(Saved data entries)
★ ★ ★ ★ ★ ★ ★

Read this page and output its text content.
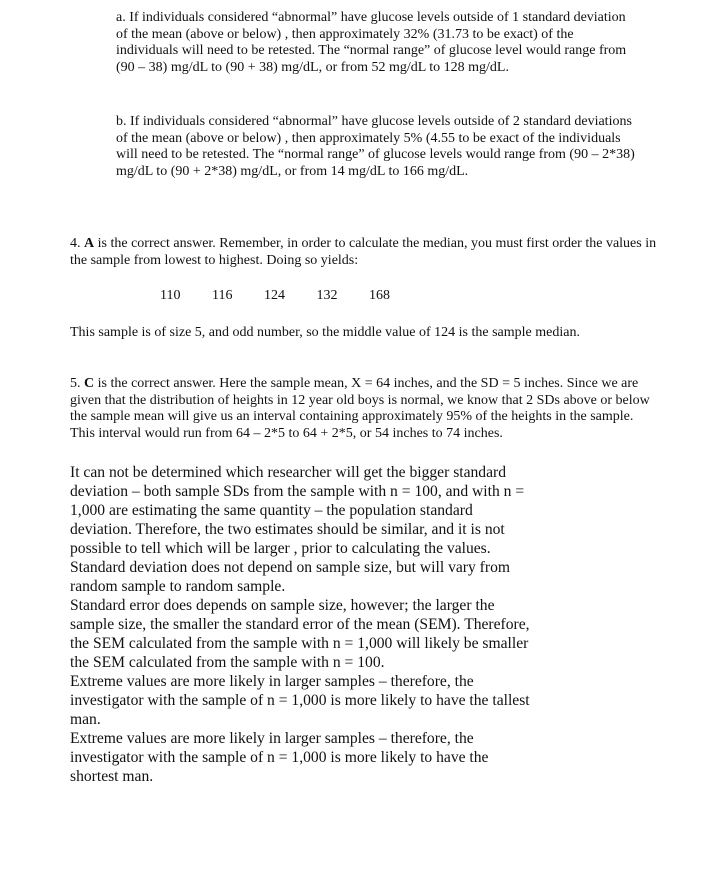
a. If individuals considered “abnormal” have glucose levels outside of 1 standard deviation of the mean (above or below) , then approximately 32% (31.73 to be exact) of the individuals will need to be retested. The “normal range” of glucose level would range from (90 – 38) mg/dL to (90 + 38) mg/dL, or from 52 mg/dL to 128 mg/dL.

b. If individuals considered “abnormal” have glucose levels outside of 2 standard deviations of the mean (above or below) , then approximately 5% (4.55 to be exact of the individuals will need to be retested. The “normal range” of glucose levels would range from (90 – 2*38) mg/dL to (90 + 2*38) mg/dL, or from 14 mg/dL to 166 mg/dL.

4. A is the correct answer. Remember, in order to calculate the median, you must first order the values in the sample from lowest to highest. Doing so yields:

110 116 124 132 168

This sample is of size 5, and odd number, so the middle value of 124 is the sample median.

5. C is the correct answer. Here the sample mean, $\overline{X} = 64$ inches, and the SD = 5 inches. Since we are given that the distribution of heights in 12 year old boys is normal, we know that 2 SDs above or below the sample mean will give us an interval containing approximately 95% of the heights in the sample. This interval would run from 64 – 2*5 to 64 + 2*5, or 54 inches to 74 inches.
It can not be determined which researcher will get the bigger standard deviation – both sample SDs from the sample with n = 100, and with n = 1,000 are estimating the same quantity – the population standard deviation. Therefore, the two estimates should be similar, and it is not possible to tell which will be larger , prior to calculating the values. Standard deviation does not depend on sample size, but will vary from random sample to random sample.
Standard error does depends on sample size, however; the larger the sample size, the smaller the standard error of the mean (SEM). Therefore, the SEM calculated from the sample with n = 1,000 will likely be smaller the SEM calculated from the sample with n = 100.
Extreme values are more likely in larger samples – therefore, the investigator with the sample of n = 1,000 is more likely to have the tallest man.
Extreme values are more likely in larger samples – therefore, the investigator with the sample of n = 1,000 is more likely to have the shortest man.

★ ★ ★ ★ ★ ★ ★

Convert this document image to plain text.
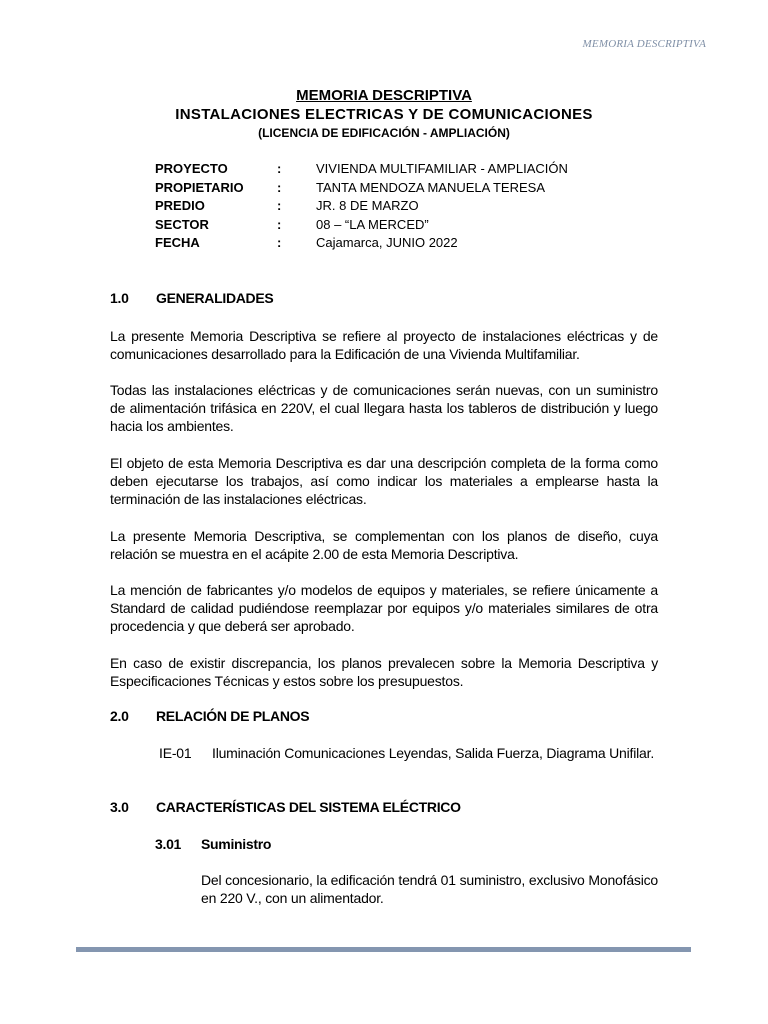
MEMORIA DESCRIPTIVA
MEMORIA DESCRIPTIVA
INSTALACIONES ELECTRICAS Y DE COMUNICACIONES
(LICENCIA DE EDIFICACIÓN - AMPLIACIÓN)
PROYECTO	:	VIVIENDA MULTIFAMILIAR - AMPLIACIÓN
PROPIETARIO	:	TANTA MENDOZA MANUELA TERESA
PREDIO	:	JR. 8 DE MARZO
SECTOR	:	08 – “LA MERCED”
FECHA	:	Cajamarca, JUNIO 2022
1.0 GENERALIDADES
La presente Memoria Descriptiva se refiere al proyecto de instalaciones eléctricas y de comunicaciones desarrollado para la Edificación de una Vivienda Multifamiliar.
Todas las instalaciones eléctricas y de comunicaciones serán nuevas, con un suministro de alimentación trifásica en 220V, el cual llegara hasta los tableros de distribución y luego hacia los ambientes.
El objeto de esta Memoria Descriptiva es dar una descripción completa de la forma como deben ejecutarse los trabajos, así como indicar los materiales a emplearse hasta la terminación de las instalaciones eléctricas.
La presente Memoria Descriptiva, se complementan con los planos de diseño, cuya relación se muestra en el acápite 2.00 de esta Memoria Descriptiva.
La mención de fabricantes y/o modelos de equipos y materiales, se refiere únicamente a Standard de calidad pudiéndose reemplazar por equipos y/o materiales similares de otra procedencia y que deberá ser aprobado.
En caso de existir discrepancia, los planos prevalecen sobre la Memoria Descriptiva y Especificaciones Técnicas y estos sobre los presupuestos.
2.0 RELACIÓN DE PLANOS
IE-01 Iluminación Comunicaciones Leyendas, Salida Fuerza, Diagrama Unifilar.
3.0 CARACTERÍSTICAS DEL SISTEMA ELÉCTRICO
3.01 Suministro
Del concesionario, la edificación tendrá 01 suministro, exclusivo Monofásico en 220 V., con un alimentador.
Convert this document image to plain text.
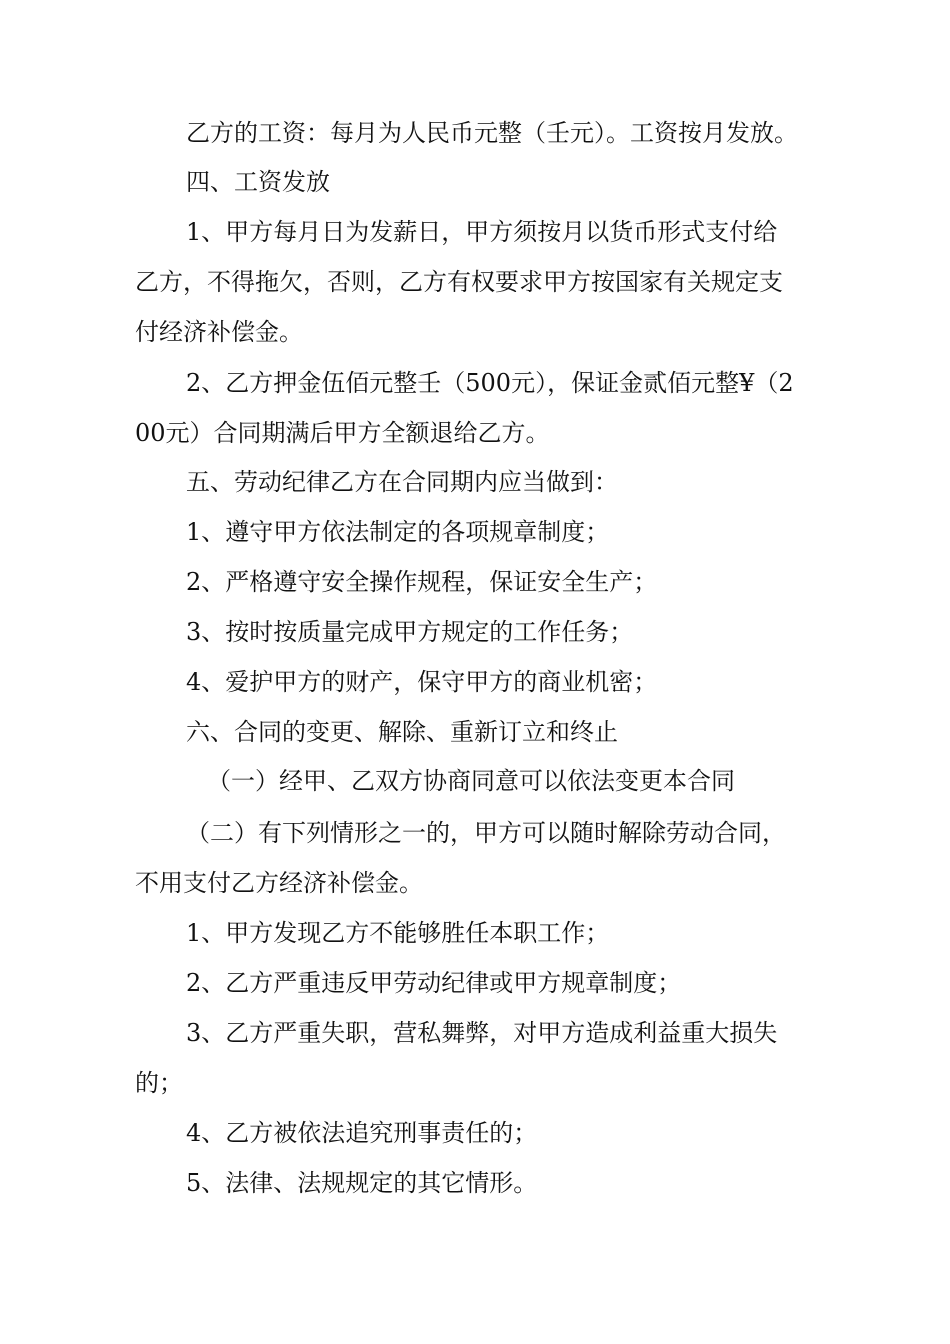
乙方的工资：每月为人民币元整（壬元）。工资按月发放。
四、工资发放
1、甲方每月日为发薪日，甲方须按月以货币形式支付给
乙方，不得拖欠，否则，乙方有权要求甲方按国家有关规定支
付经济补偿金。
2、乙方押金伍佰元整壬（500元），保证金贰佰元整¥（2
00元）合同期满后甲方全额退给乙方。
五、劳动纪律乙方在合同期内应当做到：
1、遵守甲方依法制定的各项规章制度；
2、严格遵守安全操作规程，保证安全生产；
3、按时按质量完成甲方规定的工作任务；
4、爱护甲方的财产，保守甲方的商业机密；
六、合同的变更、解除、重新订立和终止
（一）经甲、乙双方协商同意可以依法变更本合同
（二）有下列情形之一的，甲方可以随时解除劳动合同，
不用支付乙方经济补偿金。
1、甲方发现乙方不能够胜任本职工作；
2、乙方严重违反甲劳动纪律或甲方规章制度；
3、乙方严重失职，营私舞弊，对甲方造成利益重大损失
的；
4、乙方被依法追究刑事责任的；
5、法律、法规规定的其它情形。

★ ★ ★ ★ ★ ★ ★

* Do this:
Work out how many lines of the data hold the string "Extreme". Reply with that number alone.

* Finished answer:
2